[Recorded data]
#####

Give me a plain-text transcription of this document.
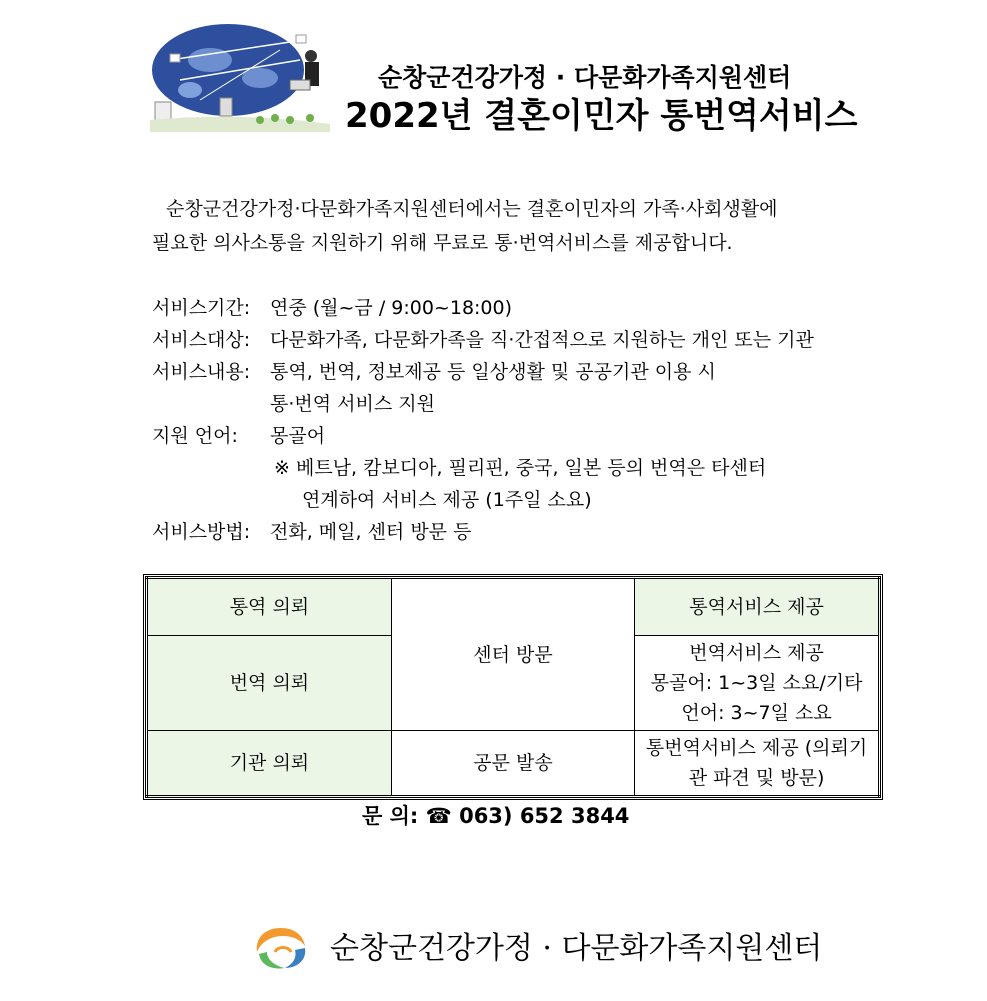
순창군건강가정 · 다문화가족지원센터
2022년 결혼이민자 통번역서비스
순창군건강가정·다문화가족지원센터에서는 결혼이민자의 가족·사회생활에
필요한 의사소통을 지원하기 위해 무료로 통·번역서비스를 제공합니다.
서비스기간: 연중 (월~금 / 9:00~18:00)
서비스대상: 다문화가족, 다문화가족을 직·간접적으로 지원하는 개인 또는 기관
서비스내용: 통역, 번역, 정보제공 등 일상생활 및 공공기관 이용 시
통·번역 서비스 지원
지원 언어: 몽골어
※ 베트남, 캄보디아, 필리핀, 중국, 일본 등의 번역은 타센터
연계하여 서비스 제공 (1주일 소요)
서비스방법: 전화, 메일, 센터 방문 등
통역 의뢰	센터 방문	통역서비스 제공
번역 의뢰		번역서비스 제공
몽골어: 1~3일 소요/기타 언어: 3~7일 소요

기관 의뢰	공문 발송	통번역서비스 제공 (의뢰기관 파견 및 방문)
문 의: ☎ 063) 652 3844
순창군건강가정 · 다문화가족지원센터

#####

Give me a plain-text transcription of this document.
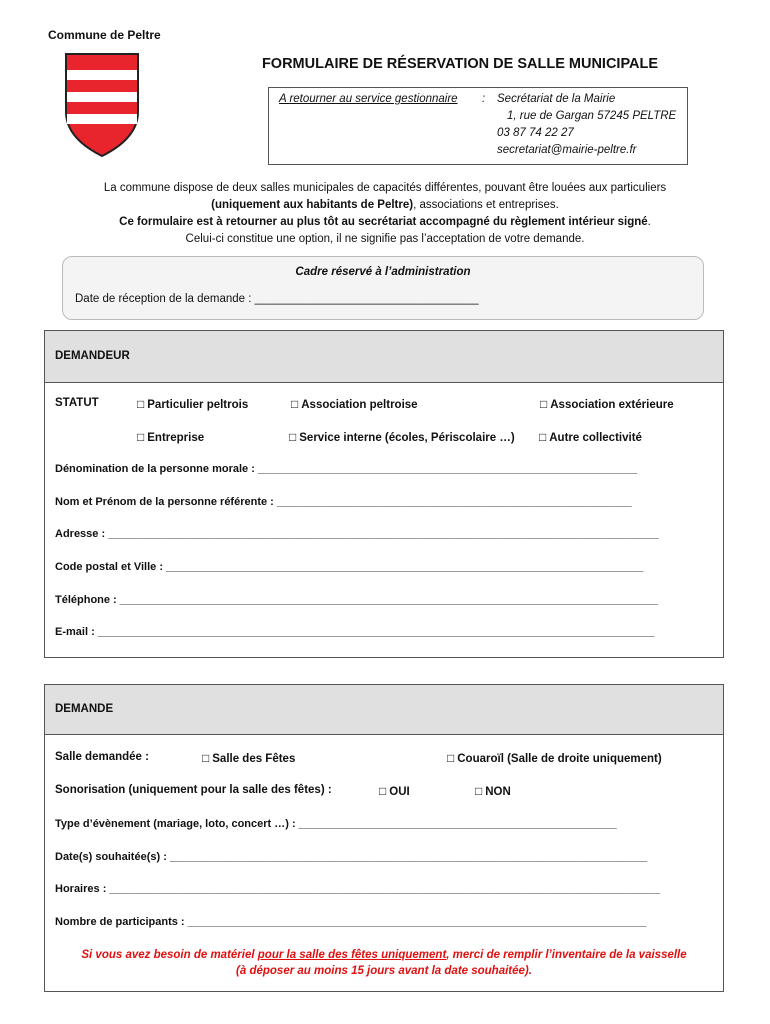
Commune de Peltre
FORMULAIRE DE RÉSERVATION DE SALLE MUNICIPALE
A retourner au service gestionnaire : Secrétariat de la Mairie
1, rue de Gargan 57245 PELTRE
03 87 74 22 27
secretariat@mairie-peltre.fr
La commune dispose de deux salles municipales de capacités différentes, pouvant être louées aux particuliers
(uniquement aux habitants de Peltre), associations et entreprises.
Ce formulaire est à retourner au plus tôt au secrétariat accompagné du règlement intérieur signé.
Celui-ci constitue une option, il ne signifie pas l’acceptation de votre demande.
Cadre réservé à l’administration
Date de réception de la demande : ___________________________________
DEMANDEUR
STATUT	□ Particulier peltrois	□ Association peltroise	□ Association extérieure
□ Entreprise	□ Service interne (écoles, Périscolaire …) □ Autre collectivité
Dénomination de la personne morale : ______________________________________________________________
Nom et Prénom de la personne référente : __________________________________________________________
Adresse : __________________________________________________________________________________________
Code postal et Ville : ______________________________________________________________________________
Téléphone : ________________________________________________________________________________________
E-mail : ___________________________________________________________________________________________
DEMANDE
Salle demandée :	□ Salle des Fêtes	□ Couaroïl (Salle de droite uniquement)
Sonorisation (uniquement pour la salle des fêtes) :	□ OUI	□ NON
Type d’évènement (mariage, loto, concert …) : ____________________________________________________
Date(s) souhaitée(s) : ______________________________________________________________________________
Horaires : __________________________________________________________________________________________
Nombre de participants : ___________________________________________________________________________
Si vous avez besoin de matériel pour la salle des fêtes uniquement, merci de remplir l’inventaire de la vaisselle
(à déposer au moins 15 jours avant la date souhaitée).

#####

State the count of lines holding the string "retourner" in the listing above, and nothing else.

**WRITTEN ANSWER**
2